● **What the task requires**: List all lines of the data containing the word "title".

[Start]

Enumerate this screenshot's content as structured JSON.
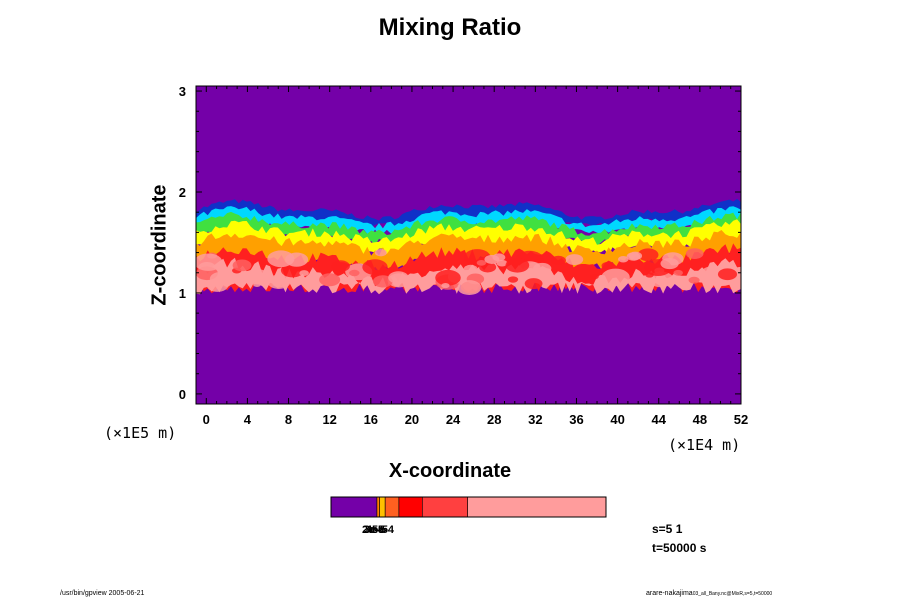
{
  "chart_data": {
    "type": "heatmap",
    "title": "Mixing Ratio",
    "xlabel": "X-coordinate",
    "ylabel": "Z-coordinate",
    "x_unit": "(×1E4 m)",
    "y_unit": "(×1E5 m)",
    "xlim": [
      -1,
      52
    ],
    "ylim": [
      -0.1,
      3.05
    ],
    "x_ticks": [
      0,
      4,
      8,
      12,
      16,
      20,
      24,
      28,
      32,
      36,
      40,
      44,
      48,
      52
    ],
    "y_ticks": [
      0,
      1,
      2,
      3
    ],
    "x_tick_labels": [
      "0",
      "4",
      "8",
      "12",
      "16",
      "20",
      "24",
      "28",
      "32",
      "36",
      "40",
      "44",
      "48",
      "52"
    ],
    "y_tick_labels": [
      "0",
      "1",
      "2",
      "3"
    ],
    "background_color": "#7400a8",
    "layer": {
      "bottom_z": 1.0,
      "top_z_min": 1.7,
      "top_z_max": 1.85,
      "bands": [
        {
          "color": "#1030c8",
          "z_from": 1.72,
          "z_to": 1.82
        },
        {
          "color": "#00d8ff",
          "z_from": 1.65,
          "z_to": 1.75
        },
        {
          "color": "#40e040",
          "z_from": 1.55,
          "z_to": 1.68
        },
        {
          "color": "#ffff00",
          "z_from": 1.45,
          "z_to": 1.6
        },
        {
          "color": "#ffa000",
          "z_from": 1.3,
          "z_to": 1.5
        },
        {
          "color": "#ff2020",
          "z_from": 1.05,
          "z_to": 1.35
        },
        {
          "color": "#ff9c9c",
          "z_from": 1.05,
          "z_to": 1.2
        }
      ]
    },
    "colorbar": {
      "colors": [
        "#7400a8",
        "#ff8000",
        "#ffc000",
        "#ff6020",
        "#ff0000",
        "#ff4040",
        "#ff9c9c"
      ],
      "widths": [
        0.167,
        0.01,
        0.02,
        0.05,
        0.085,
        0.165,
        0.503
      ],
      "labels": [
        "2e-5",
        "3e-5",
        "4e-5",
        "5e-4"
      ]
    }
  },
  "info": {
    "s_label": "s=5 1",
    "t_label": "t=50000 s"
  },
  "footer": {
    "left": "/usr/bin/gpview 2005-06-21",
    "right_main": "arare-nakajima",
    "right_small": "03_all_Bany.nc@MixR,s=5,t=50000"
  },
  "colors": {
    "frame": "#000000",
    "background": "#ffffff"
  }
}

[End]
[Start]

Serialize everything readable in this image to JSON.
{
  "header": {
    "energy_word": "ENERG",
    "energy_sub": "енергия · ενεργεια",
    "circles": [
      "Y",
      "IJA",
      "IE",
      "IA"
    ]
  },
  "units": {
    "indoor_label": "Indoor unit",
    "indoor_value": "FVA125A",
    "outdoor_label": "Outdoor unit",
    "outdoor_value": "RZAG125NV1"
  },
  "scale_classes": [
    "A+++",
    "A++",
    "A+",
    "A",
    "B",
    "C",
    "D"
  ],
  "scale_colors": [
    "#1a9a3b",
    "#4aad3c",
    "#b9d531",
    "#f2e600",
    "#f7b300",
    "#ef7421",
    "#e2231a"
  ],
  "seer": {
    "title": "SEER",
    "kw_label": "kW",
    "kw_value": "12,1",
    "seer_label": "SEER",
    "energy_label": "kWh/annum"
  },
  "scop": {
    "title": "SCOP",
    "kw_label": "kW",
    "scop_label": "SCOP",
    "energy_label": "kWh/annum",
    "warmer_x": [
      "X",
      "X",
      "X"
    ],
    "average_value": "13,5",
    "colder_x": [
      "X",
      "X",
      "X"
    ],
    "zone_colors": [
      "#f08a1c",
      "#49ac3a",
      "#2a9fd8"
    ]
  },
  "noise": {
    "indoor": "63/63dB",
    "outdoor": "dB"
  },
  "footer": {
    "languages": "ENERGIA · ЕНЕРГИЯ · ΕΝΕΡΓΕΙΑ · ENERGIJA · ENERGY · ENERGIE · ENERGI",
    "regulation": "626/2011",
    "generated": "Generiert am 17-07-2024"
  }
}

[End]

● **The solution**:
    "title": "Mixing Ratio",
    "title": "SEER",
    "title": "SCOP",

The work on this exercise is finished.